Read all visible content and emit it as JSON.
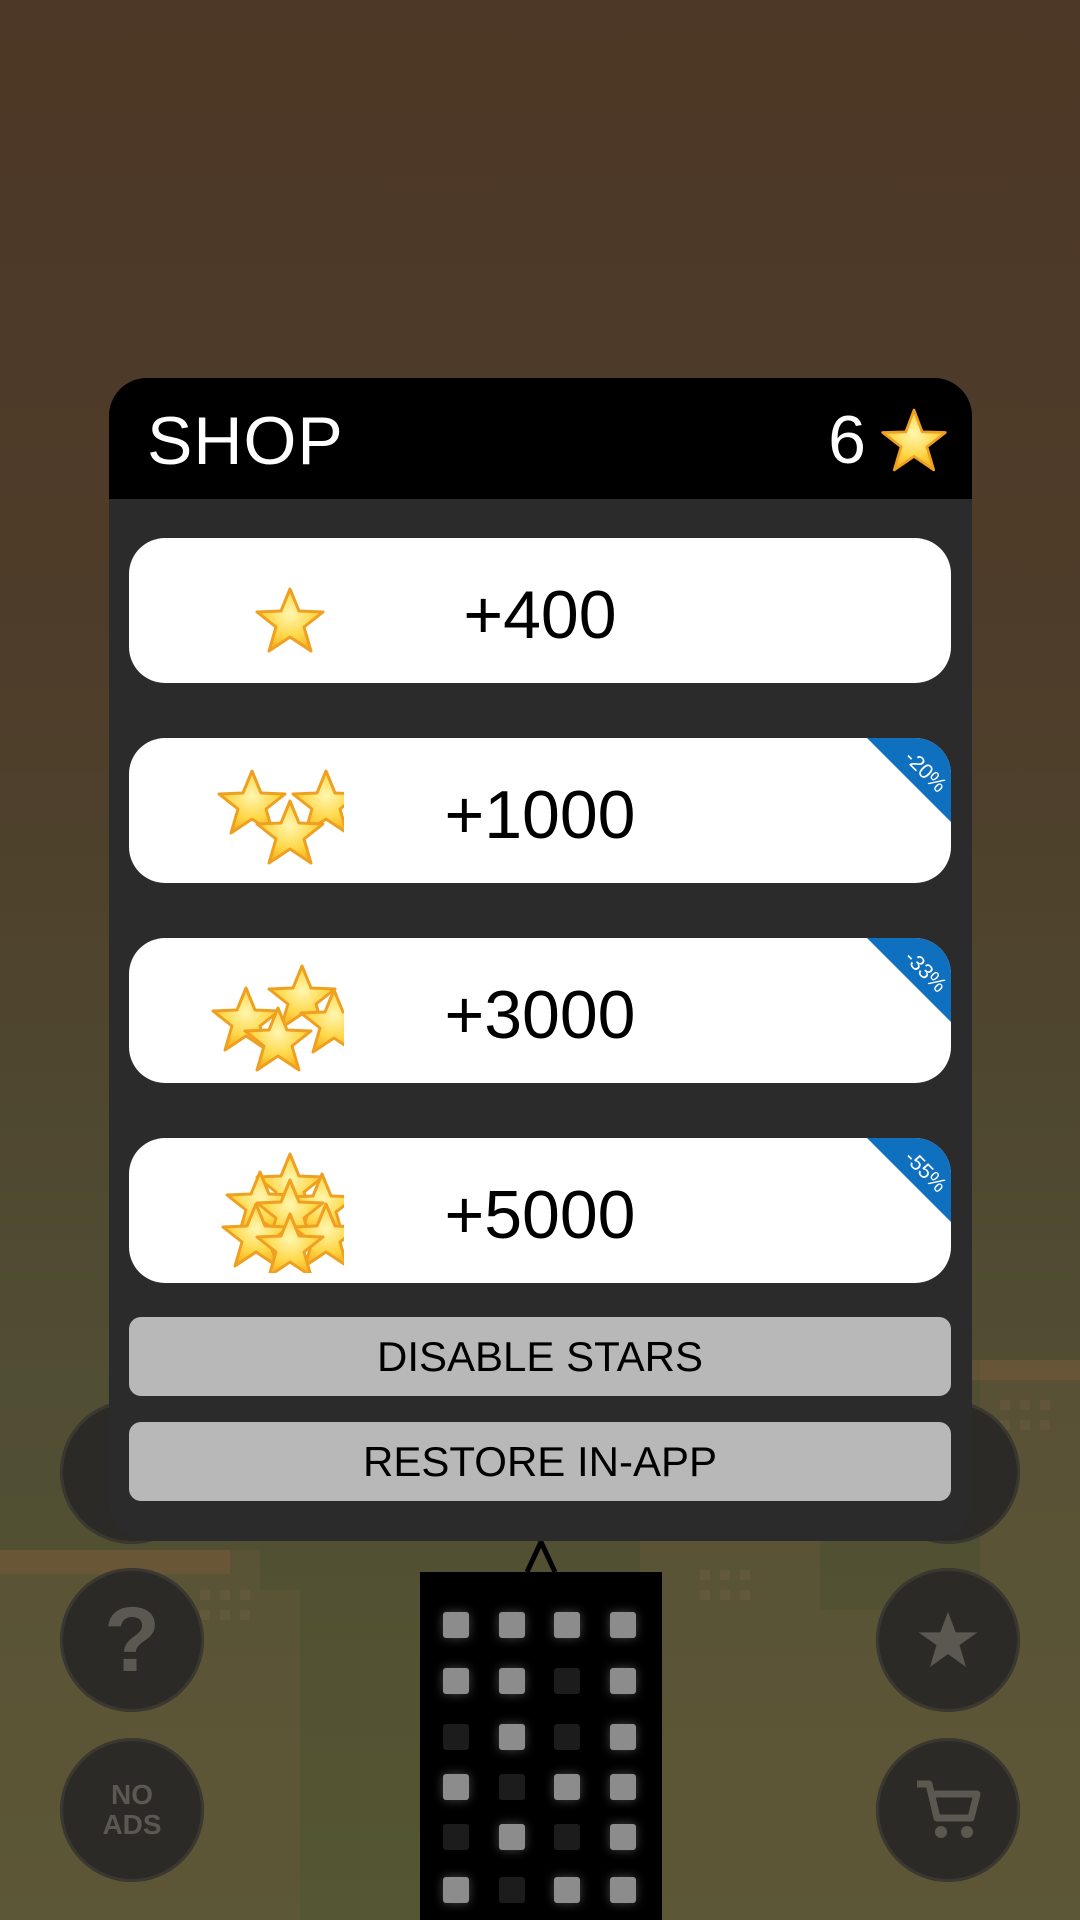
{
  "shop": {
    "title": "SHOP",
    "balance": "6",
    "balance_icon": "star-icon",
    "packs": [
      {
        "amount": "+400",
        "stars": 1,
        "discount": ""
      },
      {
        "amount": "+1000",
        "stars": 3,
        "discount": "-20%"
      },
      {
        "amount": "+3000",
        "stars": 4,
        "discount": "-33%"
      },
      {
        "amount": "+5000",
        "stars": 7,
        "discount": "-55%"
      }
    ],
    "disable_stars_label": "DISABLE STARS",
    "restore_label": "RESTORE IN-APP"
  },
  "background": {
    "help_label": "?",
    "no_ads_label": "NO ADS",
    "icons": [
      "help-icon",
      "no-ads-icon",
      "star-icon",
      "cart-icon"
    ]
  },
  "colors": {
    "panel": "#2b2b2b",
    "header": "#000000",
    "discount_ribbon": "#1070c0",
    "gray_button": "#b8b8b8",
    "star_fill": "#ffd84a",
    "star_outline": "#f0a020"
  }
}
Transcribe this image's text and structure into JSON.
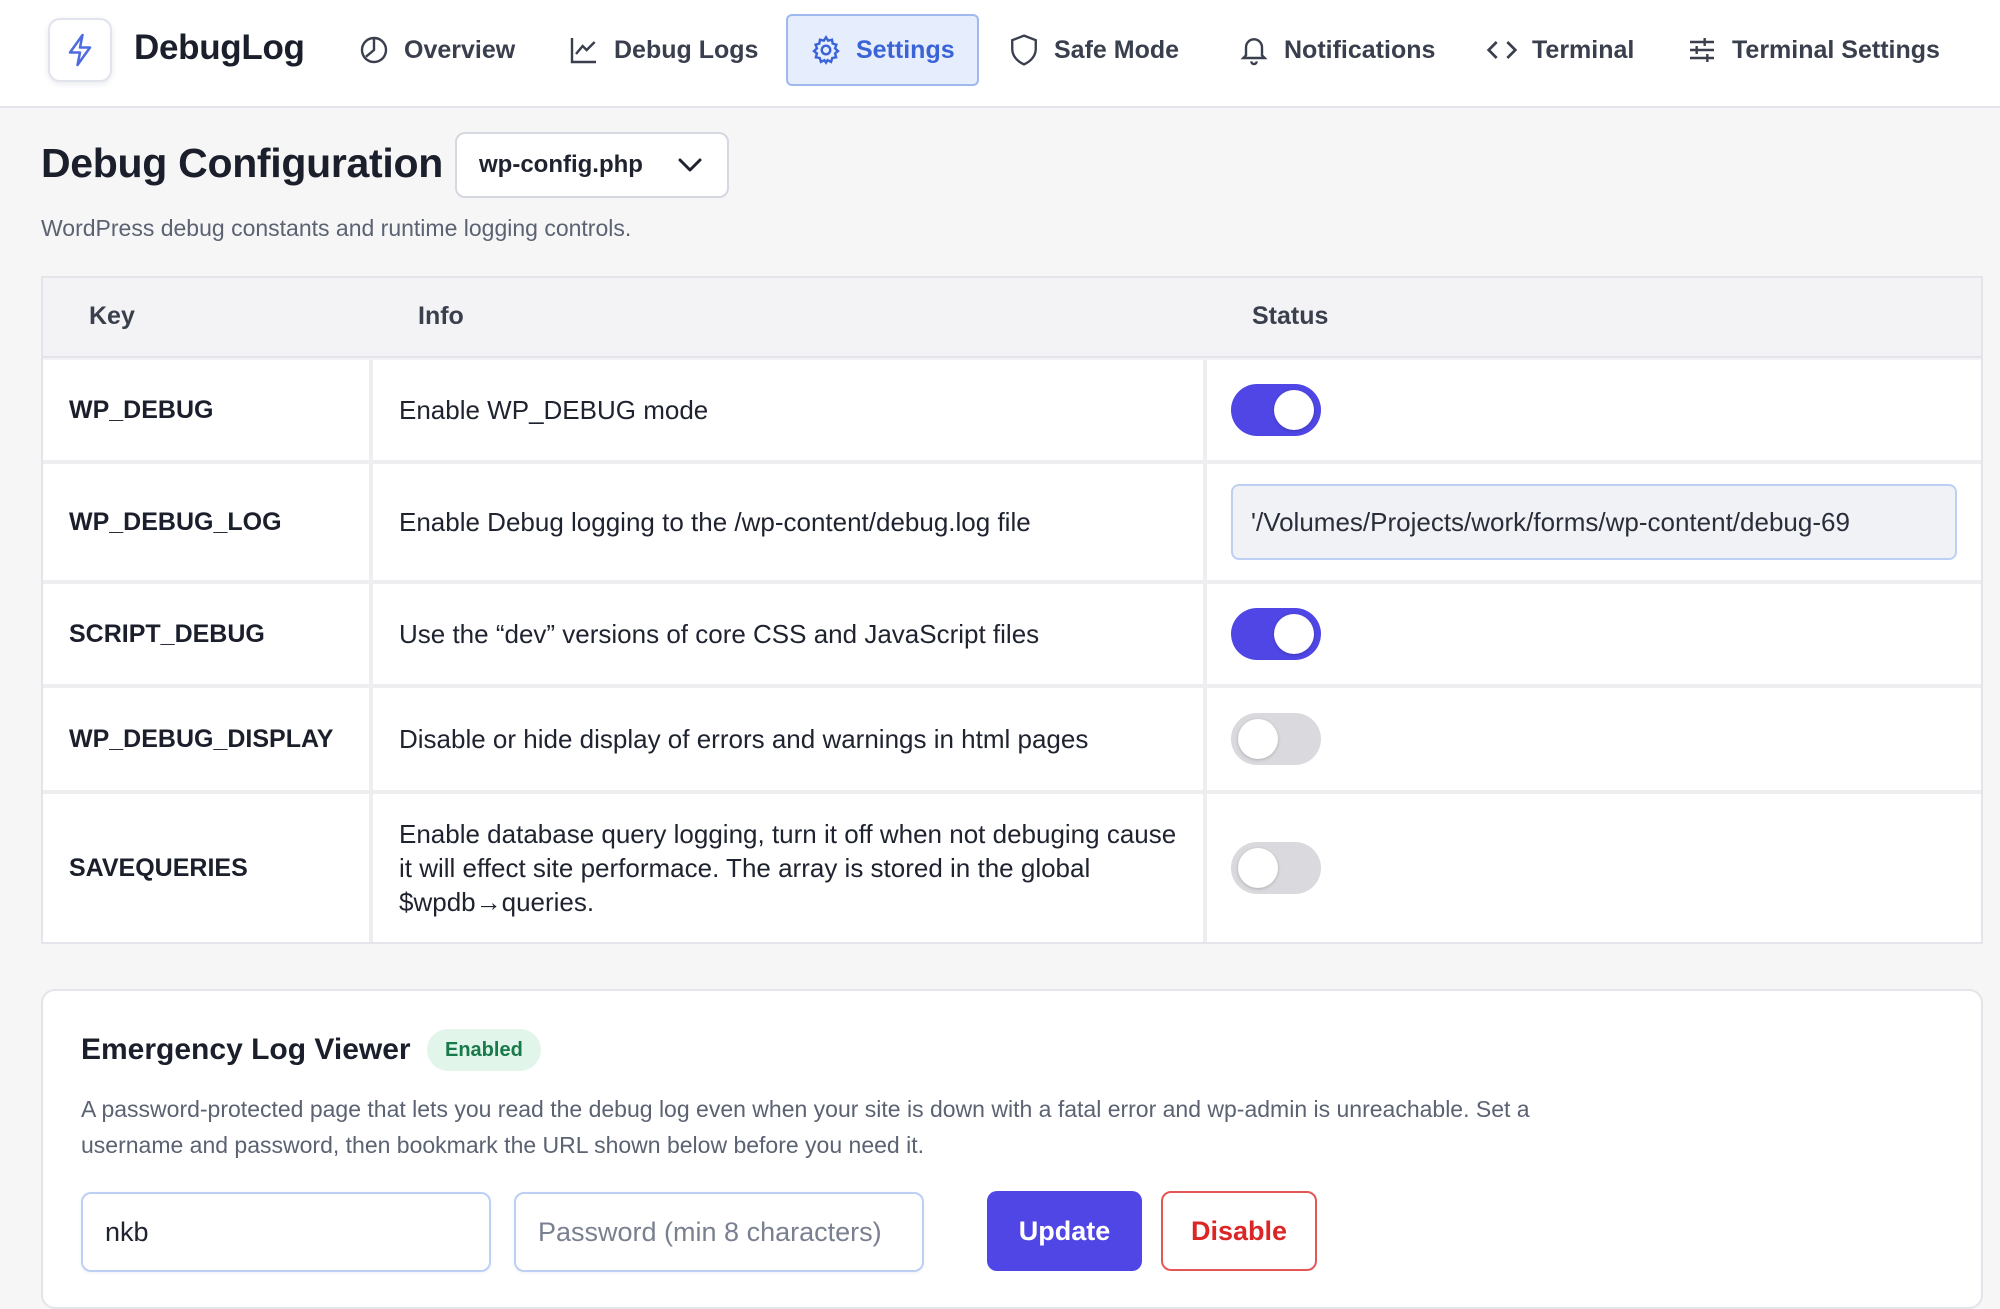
{
  "app": {
    "name": "DebugLog",
    "logo_icon": "bolt-icon"
  },
  "nav": [
    {
      "label": "Overview",
      "icon": "clock-chart-icon",
      "active": false
    },
    {
      "label": "Debug Logs",
      "icon": "line-chart-icon",
      "active": false
    },
    {
      "label": "Settings",
      "icon": "gear-icon",
      "active": true
    },
    {
      "label": "Safe Mode",
      "icon": "shield-icon",
      "active": false
    },
    {
      "label": "Notifications",
      "icon": "bell-icon",
      "active": false
    },
    {
      "label": "Terminal",
      "icon": "code-icon",
      "active": false
    },
    {
      "label": "Terminal Settings",
      "icon": "sliders-icon",
      "active": false
    }
  ],
  "page": {
    "title": "Debug Configuration",
    "file_select": "wp-config.php",
    "subtitle": "WordPress debug constants and runtime logging controls."
  },
  "table": {
    "headers": {
      "key": "Key",
      "info": "Info",
      "status": "Status"
    },
    "rows": [
      {
        "key": "WP_DEBUG",
        "info": "Enable WP_DEBUG mode",
        "status_type": "toggle",
        "enabled": true
      },
      {
        "key": "WP_DEBUG_LOG",
        "info": "Enable Debug logging to the /wp-content/debug.log file",
        "status_type": "input",
        "value": "'/Volumes/Projects/work/forms/wp-content/debug-69"
      },
      {
        "key": "SCRIPT_DEBUG",
        "info": "Use the “dev” versions of core CSS and JavaScript files",
        "status_type": "toggle",
        "enabled": true
      },
      {
        "key": "WP_DEBUG_DISPLAY",
        "info": "Disable or hide display of errors and warnings in html pages",
        "status_type": "toggle",
        "enabled": false
      },
      {
        "key": "SAVEQUERIES",
        "info": "Enable database query logging, turn it off when not debuging cause it will effect site performace. The array is stored in the global $wpdb→queries.",
        "status_type": "toggle",
        "enabled": false
      }
    ]
  },
  "emergency": {
    "title": "Emergency Log Viewer",
    "badge": "Enabled",
    "description": "A password-protected page that lets you read the debug log even when your site is down with a fatal error and wp-admin is unreachable. Set a username and password, then bookmark the URL shown below before you need it.",
    "username_value": "nkb",
    "password_placeholder": "Password (min 8 characters)",
    "update_label": "Update",
    "disable_label": "Disable"
  },
  "colors": {
    "accent": "#4f46e5",
    "active_nav": "#3a63d8",
    "danger": "#dc2626",
    "badge_green": "#18794a"
  }
}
------------------------------------------------------------------------
WORK REQUIRED:
Keep every word of the data as it is when you write it out, but drop the pictures.

WORKED ANSWER:
Read all visible content and emit it as JSON.
{
  "shop": {
    "title": "SHOP",
    "balance": "6",
    "balance_icon": "star-icon",
    "packs": [
      {
        "amount": "+400",
        "stars": 1,
        "discount": ""
      },
      {
        "amount": "+1000",
        "stars": 3,
        "discount": "-20%"
      },
      {
        "amount": "+3000",
        "stars": 4,
        "discount": "-33%"
      },
      {
        "amount": "+5000",
        "stars": 7,
        "discount": "-55%"
      }
    ],
    "disable_stars_label": "DISABLE STARS",
    "restore_label": "RESTORE IN-APP"
  },
  "background": {
    "help_label": "?",
    "no_ads_label": "NO ADS",
    "icons": [
      "help-icon",
      "no-ads-icon",
      "star-icon",
      "cart-icon"
    ]
  },
  "colors": {
    "panel": "#2b2b2b",
    "header": "#000000",
    "discount_ribbon": "#1070c0",
    "gray_button": "#b8b8b8",
    "star_fill": "#ffd84a",
    "star_outline": "#f0a020"
  }
}
Transcribe this image's text and structure into JSON.
{
  "app": {
    "name": "DebugLog",
    "logo_icon": "bolt-icon"
  },
  "nav": [
    {
      "label": "Overview",
      "icon": "clock-chart-icon",
      "active": false
    },
    {
      "label": "Debug Logs",
      "icon": "line-chart-icon",
      "active": false
    },
    {
      "label": "Settings",
      "icon": "gear-icon",
      "active": true
    },
    {
      "label": "Safe Mode",
      "icon": "shield-icon",
      "active": false
    },
    {
      "label": "Notifications",
      "icon": "bell-icon",
      "active": false
    },
    {
      "label": "Terminal",
      "icon": "code-icon",
      "active": false
    },
    {
      "label": "Terminal Settings",
      "icon": "sliders-icon",
      "active": false
    }
  ],
  "page": {
    "title": "Debug Configuration",
    "file_select": "wp-config.php",
    "subtitle": "WordPress debug constants and runtime logging controls."
  },
  "table": {
    "headers": {
      "key": "Key",
      "info": "Info",
      "status": "Status"
    },
    "rows": [
      {
        "key": "WP_DEBUG",
        "info": "Enable WP_DEBUG mode",
        "status_type": "toggle",
        "enabled": true
      },
      {
        "key": "WP_DEBUG_LOG",
        "info": "Enable Debug logging to the /wp-content/debug.log file",
        "status_type": "input",
        "value": "'/Volumes/Projects/work/forms/wp-content/debug-69"
      },
      {
        "key": "SCRIPT_DEBUG",
        "info": "Use the “dev” versions of core CSS and JavaScript files",
        "status_type": "toggle",
        "enabled": true
      },
      {
        "key": "WP_DEBUG_DISPLAY",
        "info": "Disable or hide display of errors and warnings in html pages",
        "status_type": "toggle",
        "enabled": false
      },
      {
        "key": "SAVEQUERIES",
        "info": "Enable database query logging, turn it off when not debuging cause it will effect site performace. The array is stored in the global $wpdb→queries.",
        "status_type": "toggle",
        "enabled": false
      }
    ]
  },
  "emergency": {
    "title": "Emergency Log Viewer",
    "badge": "Enabled",
    "description": "A password-protected page that lets you read the debug log even when your site is down with a fatal error and wp-admin is unreachable. Set a username and password, then bookmark the URL shown below before you need it.",
    "username_value": "nkb",
    "password_placeholder": "Password (min 8 characters)",
    "update_label": "Update",
    "disable_label": "Disable"
  },
  "colors": {
    "accent": "#4f46e5",
    "active_nav": "#3a63d8",
    "danger": "#dc2626",
    "badge_green": "#18794a"
  }
}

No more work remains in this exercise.